# [Work to complete]
Using the data beneath, show every line that includes the word "title".

# [Lines of data]
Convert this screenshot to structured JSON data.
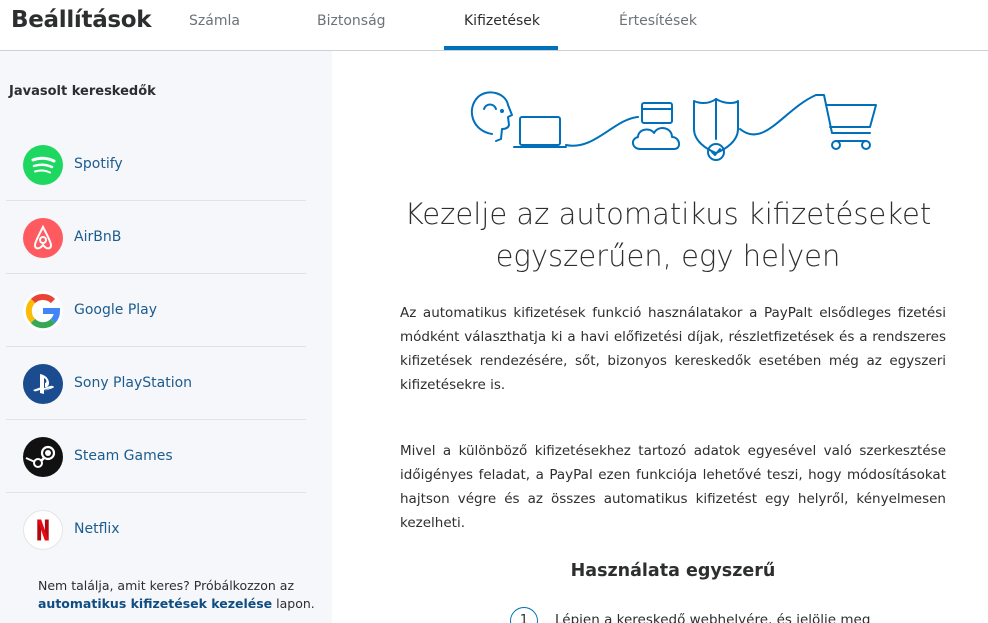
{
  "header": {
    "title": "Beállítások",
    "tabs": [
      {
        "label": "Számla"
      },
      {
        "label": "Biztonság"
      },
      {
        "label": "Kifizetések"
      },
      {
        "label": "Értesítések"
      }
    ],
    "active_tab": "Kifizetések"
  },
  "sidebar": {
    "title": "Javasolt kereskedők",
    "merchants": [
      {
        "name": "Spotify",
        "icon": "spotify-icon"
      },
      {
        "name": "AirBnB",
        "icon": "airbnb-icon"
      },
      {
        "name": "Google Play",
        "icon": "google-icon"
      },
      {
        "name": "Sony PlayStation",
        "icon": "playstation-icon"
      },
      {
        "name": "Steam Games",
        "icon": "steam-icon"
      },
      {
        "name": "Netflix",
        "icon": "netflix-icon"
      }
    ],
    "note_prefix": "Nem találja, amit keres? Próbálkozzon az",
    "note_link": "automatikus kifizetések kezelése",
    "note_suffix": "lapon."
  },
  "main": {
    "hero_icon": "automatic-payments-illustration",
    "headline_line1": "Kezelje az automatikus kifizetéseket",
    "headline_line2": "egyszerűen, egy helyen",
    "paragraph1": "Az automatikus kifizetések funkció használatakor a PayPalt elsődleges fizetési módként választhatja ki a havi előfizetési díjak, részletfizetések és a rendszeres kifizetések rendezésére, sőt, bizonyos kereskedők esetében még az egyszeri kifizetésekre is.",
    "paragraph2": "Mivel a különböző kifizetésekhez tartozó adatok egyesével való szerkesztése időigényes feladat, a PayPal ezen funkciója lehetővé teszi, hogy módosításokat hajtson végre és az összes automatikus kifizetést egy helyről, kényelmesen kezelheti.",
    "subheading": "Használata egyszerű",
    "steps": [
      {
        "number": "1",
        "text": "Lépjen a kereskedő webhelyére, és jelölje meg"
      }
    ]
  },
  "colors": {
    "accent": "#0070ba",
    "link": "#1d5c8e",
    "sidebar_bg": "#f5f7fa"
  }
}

# [Completed task]
    "title": "Beállítások",
    "title": "Javasolt kereskedők",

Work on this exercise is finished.